:: Records provided ::

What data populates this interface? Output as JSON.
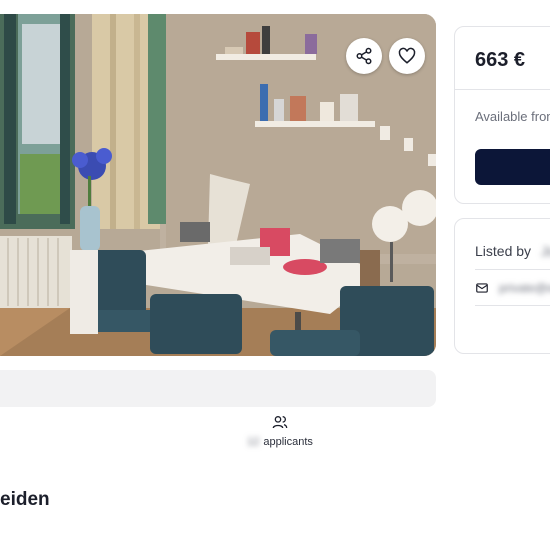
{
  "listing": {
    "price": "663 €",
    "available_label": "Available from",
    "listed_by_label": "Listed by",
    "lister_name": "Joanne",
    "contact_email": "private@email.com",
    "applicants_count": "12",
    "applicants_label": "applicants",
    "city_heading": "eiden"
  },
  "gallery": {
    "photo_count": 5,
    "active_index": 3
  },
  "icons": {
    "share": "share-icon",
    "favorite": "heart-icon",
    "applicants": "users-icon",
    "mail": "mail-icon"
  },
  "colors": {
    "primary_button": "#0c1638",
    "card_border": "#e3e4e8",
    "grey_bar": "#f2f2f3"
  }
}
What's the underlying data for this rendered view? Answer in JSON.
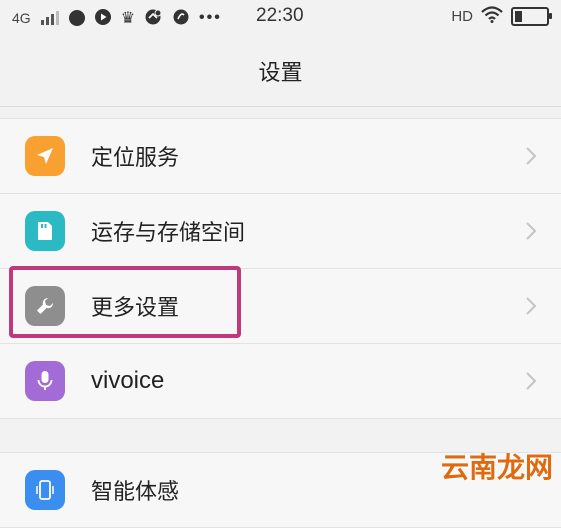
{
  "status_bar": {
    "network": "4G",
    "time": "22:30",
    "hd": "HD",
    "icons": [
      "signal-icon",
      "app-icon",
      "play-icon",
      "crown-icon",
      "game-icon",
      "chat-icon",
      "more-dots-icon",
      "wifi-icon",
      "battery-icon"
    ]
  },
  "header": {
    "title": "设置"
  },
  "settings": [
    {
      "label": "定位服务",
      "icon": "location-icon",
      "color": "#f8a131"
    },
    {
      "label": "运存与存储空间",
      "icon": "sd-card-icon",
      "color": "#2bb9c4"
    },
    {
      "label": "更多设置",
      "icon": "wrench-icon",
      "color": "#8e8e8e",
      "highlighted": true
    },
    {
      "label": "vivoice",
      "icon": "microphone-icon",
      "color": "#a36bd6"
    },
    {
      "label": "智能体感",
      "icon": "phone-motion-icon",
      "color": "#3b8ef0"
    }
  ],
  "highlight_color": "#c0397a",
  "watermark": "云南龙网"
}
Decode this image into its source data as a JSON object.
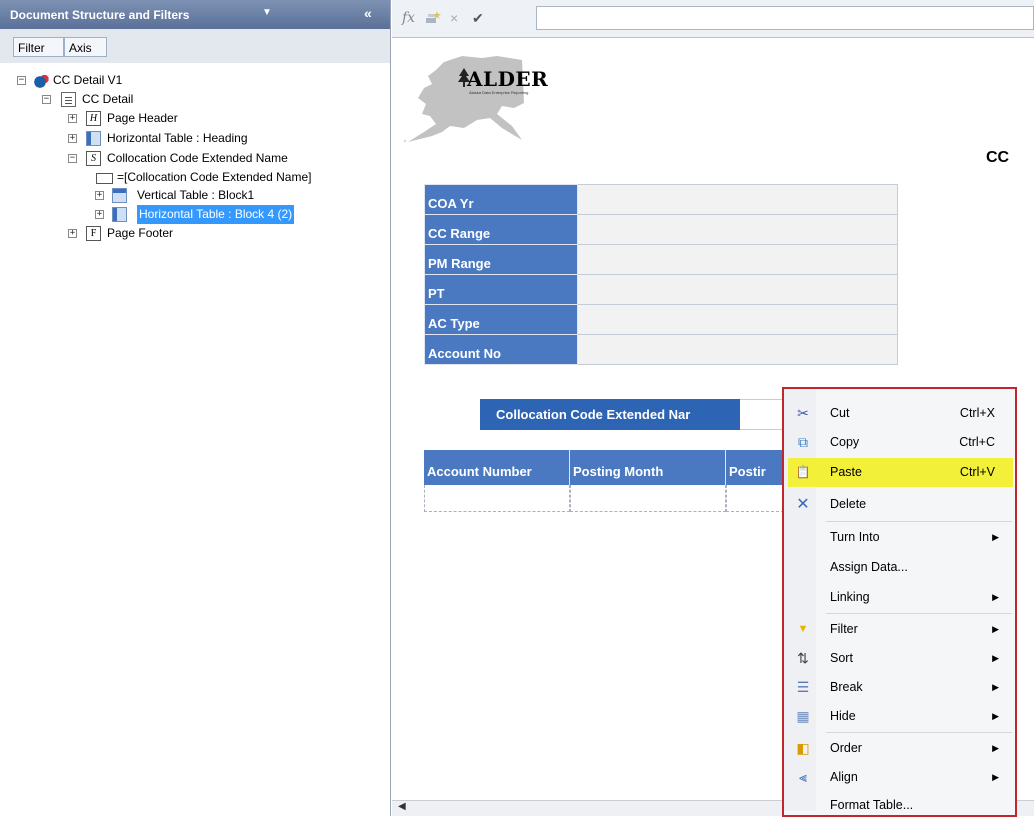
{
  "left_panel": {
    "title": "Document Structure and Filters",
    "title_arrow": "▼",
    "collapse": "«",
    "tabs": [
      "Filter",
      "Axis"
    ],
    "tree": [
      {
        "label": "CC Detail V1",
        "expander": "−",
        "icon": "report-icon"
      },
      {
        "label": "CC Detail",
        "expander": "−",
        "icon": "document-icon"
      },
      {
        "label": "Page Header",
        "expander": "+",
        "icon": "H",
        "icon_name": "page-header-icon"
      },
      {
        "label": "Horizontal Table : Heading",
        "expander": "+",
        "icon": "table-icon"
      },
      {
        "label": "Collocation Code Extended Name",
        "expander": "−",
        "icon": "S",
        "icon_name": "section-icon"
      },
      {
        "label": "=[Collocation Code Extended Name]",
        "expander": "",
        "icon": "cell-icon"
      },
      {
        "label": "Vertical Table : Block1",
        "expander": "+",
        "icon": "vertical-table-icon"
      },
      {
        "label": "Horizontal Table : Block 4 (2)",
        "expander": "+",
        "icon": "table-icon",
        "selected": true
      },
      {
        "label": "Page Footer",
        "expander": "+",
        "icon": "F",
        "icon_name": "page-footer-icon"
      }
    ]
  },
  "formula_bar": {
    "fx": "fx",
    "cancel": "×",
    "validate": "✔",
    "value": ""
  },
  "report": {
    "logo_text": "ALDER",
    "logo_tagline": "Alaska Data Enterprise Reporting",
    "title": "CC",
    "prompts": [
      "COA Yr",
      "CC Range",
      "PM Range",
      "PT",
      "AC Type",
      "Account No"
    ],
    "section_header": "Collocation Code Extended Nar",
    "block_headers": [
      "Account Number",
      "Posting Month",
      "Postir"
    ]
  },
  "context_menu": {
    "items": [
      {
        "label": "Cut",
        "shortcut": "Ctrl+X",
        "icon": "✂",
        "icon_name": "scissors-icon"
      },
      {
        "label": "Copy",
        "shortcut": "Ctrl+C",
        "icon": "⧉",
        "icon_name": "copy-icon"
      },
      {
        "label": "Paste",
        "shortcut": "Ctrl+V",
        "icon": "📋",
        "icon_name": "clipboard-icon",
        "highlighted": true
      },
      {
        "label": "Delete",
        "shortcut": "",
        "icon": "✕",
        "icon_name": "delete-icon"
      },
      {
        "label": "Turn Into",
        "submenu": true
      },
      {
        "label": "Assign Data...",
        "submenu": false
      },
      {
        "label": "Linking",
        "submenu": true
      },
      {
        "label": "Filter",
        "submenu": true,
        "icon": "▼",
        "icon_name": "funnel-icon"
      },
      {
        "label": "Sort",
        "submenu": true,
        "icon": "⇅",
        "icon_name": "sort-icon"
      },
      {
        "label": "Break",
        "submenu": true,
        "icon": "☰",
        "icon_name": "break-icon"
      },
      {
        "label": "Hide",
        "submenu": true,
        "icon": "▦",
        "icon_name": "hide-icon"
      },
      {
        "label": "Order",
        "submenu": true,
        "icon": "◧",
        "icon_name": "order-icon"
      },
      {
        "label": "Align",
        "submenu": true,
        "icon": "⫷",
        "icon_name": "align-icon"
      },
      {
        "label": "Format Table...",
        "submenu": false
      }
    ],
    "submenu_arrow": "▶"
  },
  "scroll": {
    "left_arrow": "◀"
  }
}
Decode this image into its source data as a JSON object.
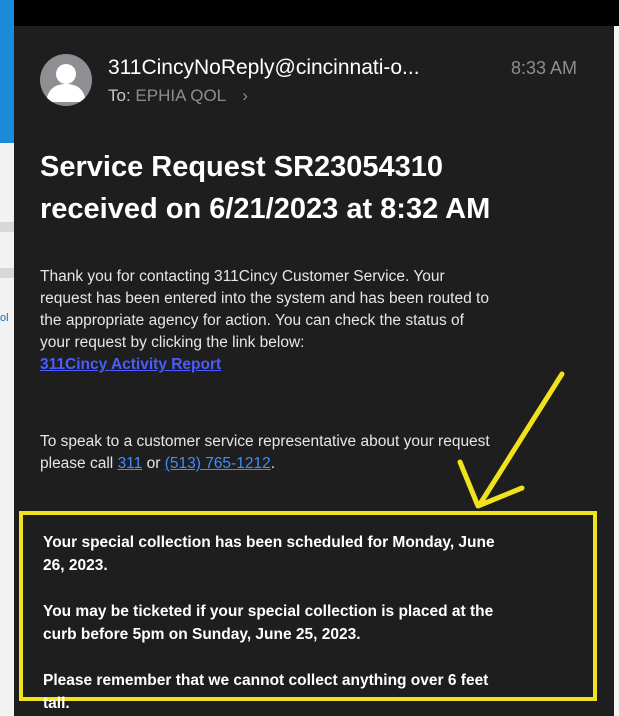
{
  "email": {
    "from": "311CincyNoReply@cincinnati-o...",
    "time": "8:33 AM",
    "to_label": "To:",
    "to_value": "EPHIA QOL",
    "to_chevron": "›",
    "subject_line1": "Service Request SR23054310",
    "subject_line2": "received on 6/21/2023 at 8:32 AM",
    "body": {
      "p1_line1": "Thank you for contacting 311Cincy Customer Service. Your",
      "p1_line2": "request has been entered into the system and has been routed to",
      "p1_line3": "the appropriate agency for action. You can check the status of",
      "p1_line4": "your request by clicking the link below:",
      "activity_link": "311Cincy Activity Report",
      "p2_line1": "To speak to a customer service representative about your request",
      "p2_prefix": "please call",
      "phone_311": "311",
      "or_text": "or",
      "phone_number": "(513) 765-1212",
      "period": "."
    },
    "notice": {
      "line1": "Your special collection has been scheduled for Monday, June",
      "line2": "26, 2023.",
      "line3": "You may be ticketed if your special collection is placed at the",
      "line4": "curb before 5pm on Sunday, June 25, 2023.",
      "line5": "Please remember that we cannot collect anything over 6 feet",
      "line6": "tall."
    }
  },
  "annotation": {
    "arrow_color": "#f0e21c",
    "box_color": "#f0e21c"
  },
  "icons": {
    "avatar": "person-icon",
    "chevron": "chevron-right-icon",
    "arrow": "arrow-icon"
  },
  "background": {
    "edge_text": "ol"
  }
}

:: Directions for this task ::
Every entry must be transcribed exactly. Pictures do not belong in the copy.

:: The output ::
What data populates this interface? Output as JSON.
{
  "listing": {
    "price": "663 €",
    "available_label": "Available from",
    "listed_by_label": "Listed by",
    "lister_name": "Joanne",
    "contact_email": "private@email.com",
    "applicants_count": "12",
    "applicants_label": "applicants",
    "city_heading": "eiden"
  },
  "gallery": {
    "photo_count": 5,
    "active_index": 3
  },
  "icons": {
    "share": "share-icon",
    "favorite": "heart-icon",
    "applicants": "users-icon",
    "mail": "mail-icon"
  },
  "colors": {
    "primary_button": "#0c1638",
    "card_border": "#e3e4e8",
    "grey_bar": "#f2f2f3"
  }
}
What's the underlying data for this rendered view? Answer in JSON.
{
  "status_bar": {
    "network": "4G",
    "time": "22:30",
    "hd": "HD",
    "icons": [
      "signal-icon",
      "app-icon",
      "play-icon",
      "crown-icon",
      "game-icon",
      "chat-icon",
      "more-dots-icon",
      "wifi-icon",
      "battery-icon"
    ]
  },
  "header": {
    "title": "设置"
  },
  "settings": [
    {
      "label": "定位服务",
      "icon": "location-icon",
      "color": "#f8a131"
    },
    {
      "label": "运存与存储空间",
      "icon": "sd-card-icon",
      "color": "#2bb9c4"
    },
    {
      "label": "更多设置",
      "icon": "wrench-icon",
      "color": "#8e8e8e",
      "highlighted": true
    },
    {
      "label": "vivoice",
      "icon": "microphone-icon",
      "color": "#a36bd6"
    },
    {
      "label": "智能体感",
      "icon": "phone-motion-icon",
      "color": "#3b8ef0"
    }
  ],
  "highlight_color": "#c0397a",
  "watermark": "云南龙网"
}
Decode this image into its source data as a JSON object.
{
  "left_panel": {
    "title": "Document Structure and Filters",
    "title_arrow": "▼",
    "collapse": "«",
    "tabs": [
      "Filter",
      "Axis"
    ],
    "tree": [
      {
        "label": "CC Detail V1",
        "expander": "−",
        "icon": "report-icon"
      },
      {
        "label": "CC Detail",
        "expander": "−",
        "icon": "document-icon"
      },
      {
        "label": "Page Header",
        "expander": "+",
        "icon": "H",
        "icon_name": "page-header-icon"
      },
      {
        "label": "Horizontal Table : Heading",
        "expander": "+",
        "icon": "table-icon"
      },
      {
        "label": "Collocation Code Extended Name",
        "expander": "−",
        "icon": "S",
        "icon_name": "section-icon"
      },
      {
        "label": "=[Collocation Code Extended Name]",
        "expander": "",
        "icon": "cell-icon"
      },
      {
        "label": "Vertical Table : Block1",
        "expander": "+",
        "icon": "vertical-table-icon"
      },
      {
        "label": "Horizontal Table : Block 4 (2)",
        "expander": "+",
        "icon": "table-icon",
        "selected": true
      },
      {
        "label": "Page Footer",
        "expander": "+",
        "icon": "F",
        "icon_name": "page-footer-icon"
      }
    ]
  },
  "formula_bar": {
    "fx": "fx",
    "cancel": "×",
    "validate": "✔",
    "value": ""
  },
  "report": {
    "logo_text": "ALDER",
    "logo_tagline": "Alaska Data Enterprise Reporting",
    "title": "CC",
    "prompts": [
      "COA Yr",
      "CC Range",
      "PM Range",
      "PT",
      "AC Type",
      "Account No"
    ],
    "section_header": "Collocation Code Extended Nar",
    "block_headers": [
      "Account Number",
      "Posting Month",
      "Postir"
    ]
  },
  "context_menu": {
    "items": [
      {
        "label": "Cut",
        "shortcut": "Ctrl+X",
        "icon": "✂",
        "icon_name": "scissors-icon"
      },
      {
        "label": "Copy",
        "shortcut": "Ctrl+C",
        "icon": "⧉",
        "icon_name": "copy-icon"
      },
      {
        "label": "Paste",
        "shortcut": "Ctrl+V",
        "icon": "📋",
        "icon_name": "clipboard-icon",
        "highlighted": true
      },
      {
        "label": "Delete",
        "shortcut": "",
        "icon": "✕",
        "icon_name": "delete-icon"
      },
      {
        "label": "Turn Into",
        "submenu": true
      },
      {
        "label": "Assign Data...",
        "submenu": false
      },
      {
        "label": "Linking",
        "submenu": true
      },
      {
        "label": "Filter",
        "submenu": true,
        "icon": "▼",
        "icon_name": "funnel-icon"
      },
      {
        "label": "Sort",
        "submenu": true,
        "icon": "⇅",
        "icon_name": "sort-icon"
      },
      {
        "label": "Break",
        "submenu": true,
        "icon": "☰",
        "icon_name": "break-icon"
      },
      {
        "label": "Hide",
        "submenu": true,
        "icon": "▦",
        "icon_name": "hide-icon"
      },
      {
        "label": "Order",
        "submenu": true,
        "icon": "◧",
        "icon_name": "order-icon"
      },
      {
        "label": "Align",
        "submenu": true,
        "icon": "⫷",
        "icon_name": "align-icon"
      },
      {
        "label": "Format Table...",
        "submenu": false
      }
    ],
    "submenu_arrow": "▶"
  },
  "scroll": {
    "left_arrow": "◀"
  }
}
Decode this image into its source data as a JSON object.
{
  "email": {
    "from": "311CincyNoReply@cincinnati-o...",
    "time": "8:33 AM",
    "to_label": "To:",
    "to_value": "EPHIA QOL",
    "to_chevron": "›",
    "subject_line1": "Service Request SR23054310",
    "subject_line2": "received on 6/21/2023 at 8:32 AM",
    "body": {
      "p1_line1": "Thank you for contacting 311Cincy Customer Service. Your",
      "p1_line2": "request has been entered into the system and has been routed to",
      "p1_line3": "the appropriate agency for action. You can check the status of",
      "p1_line4": "your request by clicking the link below:",
      "activity_link": "311Cincy Activity Report",
      "p2_line1": "To speak to a customer service representative about your request",
      "p2_prefix": "please call",
      "phone_311": "311",
      "or_text": "or",
      "phone_number": "(513) 765-1212",
      "period": "."
    },
    "notice": {
      "line1": "Your special collection has been scheduled for Monday, June",
      "line2": "26, 2023.",
      "line3": "You may be ticketed if your special collection is placed at the",
      "line4": "curb before 5pm on Sunday, June 25, 2023.",
      "line5": "Please remember that we cannot collect anything over 6 feet",
      "line6": "tall."
    }
  },
  "annotation": {
    "arrow_color": "#f0e21c",
    "box_color": "#f0e21c"
  },
  "icons": {
    "avatar": "person-icon",
    "chevron": "chevron-right-icon",
    "arrow": "arrow-icon"
  },
  "background": {
    "edge_text": "ol"
  }
}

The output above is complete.